PROMPT — Answer with a number only: how many lines of the data contain "thread"?

INPUT ROWS —
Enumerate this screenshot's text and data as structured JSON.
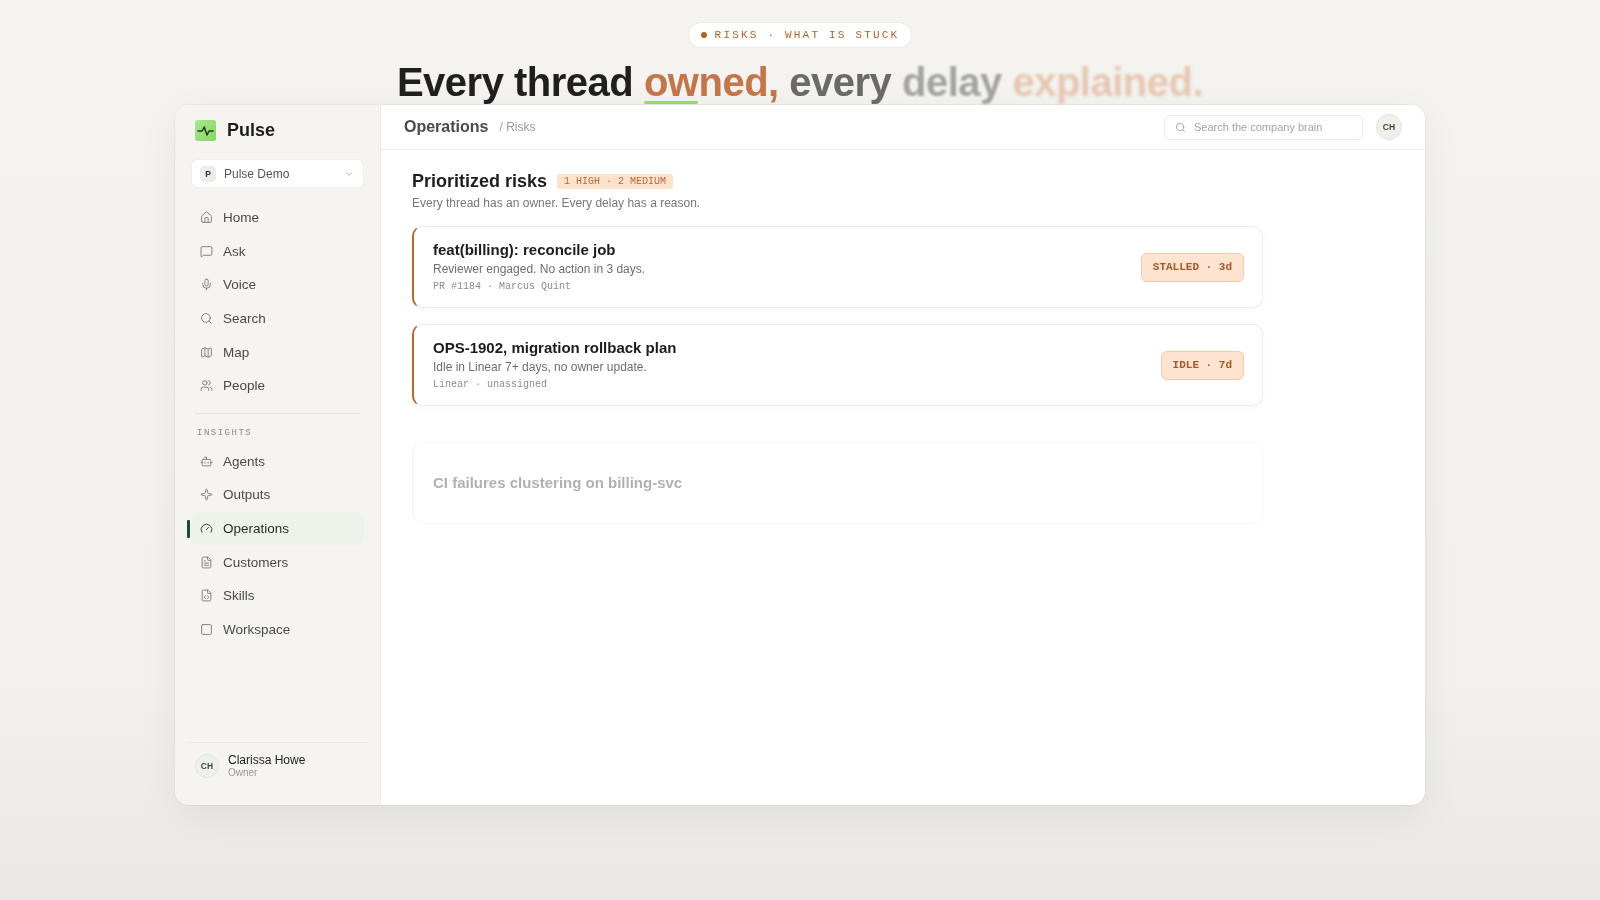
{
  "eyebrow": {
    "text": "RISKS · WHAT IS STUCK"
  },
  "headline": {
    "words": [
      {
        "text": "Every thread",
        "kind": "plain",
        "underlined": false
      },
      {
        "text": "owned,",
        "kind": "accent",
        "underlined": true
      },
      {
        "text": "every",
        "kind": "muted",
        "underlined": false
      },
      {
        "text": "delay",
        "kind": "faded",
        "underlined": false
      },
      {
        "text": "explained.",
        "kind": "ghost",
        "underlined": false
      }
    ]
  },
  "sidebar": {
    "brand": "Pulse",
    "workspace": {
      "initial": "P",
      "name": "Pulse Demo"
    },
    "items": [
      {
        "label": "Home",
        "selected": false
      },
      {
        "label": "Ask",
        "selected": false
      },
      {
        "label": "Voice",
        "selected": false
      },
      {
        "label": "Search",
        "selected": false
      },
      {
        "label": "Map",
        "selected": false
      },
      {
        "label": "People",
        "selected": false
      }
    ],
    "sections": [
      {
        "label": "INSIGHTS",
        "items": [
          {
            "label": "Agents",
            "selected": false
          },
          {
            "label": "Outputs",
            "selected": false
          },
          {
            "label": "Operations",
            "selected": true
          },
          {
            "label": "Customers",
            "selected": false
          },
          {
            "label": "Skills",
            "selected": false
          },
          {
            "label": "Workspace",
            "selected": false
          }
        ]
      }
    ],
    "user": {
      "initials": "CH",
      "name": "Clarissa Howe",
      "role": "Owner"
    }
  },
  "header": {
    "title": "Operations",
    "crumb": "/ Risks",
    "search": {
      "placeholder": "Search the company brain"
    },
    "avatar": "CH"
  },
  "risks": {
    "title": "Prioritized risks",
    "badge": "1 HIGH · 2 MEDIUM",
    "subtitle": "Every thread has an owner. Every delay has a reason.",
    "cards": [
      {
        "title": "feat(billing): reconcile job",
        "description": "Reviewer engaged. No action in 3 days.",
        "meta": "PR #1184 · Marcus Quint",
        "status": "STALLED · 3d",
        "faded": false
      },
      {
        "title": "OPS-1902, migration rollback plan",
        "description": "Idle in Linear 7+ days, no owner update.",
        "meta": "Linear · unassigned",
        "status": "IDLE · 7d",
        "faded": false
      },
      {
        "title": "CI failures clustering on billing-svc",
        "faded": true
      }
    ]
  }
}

==

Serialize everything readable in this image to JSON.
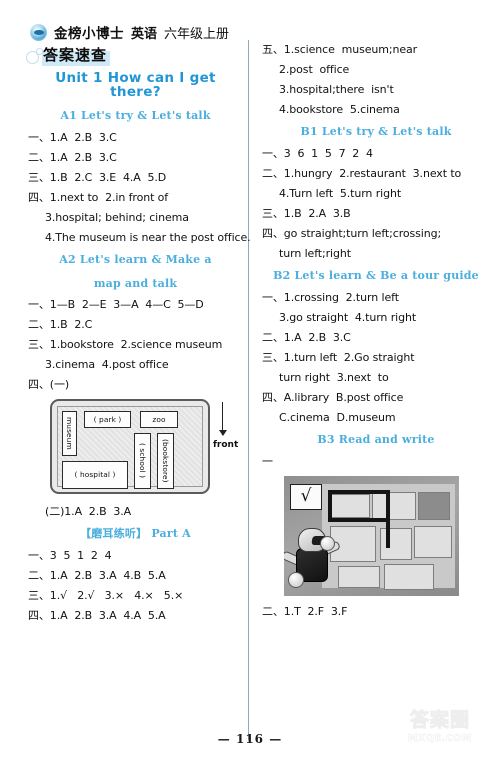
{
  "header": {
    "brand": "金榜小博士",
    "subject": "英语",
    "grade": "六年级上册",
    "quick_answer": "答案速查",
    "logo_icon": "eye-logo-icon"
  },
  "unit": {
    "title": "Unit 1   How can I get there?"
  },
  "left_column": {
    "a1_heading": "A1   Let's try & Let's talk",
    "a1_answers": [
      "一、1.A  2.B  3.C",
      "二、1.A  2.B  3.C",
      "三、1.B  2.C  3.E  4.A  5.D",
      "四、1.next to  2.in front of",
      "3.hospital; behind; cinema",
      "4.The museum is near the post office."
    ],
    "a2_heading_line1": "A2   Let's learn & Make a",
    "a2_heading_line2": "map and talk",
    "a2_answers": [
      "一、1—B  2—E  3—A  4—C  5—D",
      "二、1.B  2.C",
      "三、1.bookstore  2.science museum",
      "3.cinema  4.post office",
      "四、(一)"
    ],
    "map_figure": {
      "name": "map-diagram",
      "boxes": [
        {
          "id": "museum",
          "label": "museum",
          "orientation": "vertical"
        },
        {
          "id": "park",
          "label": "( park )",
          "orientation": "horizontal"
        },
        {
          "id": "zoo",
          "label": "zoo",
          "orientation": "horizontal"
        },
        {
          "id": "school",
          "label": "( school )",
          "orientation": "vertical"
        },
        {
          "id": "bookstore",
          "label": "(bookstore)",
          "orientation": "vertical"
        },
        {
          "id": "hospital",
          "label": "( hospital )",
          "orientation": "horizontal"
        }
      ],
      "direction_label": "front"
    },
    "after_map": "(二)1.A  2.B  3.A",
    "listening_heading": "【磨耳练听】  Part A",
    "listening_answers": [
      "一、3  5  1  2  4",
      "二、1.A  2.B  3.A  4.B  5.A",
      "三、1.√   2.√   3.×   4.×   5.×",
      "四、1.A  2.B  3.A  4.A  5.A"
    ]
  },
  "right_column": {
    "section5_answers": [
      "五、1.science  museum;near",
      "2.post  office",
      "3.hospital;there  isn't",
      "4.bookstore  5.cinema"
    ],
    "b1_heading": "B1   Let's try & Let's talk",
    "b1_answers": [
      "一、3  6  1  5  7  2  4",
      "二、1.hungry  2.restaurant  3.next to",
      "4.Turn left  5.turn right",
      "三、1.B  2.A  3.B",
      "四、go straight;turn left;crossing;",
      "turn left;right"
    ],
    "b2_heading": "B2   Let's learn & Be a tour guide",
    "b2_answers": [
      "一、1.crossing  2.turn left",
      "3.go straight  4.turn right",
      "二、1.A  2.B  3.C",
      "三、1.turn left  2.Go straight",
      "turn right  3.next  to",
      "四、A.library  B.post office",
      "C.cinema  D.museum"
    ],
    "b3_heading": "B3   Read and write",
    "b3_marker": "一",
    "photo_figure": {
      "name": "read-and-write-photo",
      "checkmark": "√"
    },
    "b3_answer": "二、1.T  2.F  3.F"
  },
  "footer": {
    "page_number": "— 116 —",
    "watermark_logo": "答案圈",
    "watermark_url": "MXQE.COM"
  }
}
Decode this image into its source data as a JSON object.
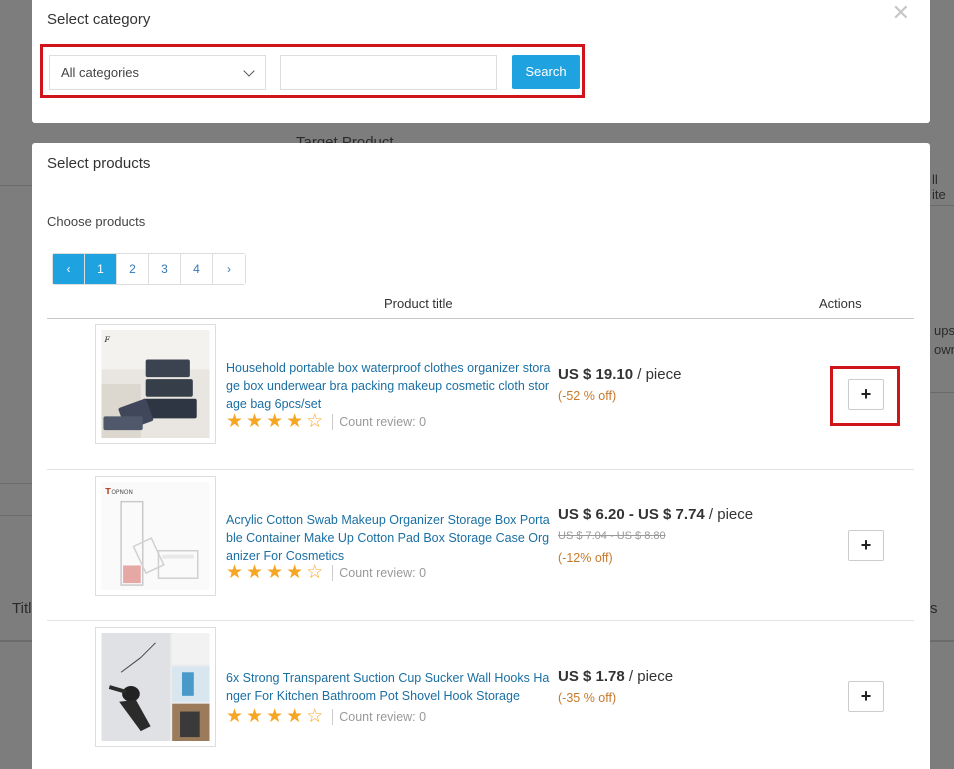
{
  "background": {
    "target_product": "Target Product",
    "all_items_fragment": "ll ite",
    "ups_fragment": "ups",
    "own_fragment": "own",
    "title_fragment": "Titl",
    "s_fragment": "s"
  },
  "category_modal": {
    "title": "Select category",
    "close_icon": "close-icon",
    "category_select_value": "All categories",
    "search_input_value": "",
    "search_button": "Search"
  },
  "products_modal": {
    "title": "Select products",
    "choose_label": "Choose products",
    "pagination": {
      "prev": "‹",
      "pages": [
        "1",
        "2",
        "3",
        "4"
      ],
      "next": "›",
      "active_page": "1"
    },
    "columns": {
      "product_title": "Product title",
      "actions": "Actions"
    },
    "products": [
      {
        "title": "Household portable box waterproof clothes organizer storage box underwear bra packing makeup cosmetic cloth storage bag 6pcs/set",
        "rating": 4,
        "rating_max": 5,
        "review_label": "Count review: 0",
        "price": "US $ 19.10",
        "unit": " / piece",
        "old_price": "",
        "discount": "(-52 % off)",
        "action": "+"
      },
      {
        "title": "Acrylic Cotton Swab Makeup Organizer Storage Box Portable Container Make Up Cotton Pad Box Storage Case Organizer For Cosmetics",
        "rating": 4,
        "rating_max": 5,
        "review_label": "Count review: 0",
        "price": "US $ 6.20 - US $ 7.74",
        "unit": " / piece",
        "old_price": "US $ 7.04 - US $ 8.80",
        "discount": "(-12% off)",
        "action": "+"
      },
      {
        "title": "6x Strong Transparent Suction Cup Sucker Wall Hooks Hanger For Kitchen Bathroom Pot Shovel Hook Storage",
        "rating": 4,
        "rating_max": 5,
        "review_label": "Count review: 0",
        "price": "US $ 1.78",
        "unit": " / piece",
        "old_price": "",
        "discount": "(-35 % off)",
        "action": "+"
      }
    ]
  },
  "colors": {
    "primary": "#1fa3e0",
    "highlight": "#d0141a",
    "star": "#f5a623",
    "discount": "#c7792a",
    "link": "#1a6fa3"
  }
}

==

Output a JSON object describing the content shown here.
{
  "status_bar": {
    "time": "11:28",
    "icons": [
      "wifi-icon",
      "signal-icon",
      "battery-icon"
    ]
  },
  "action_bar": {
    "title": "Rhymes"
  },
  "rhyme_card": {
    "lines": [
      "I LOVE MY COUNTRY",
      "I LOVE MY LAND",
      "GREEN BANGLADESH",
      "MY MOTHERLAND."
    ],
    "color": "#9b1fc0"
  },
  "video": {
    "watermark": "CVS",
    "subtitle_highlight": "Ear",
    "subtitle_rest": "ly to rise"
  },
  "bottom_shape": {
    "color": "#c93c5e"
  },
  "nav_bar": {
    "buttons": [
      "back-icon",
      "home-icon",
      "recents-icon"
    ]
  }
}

SOLUTION TO THE EXERCISE — 2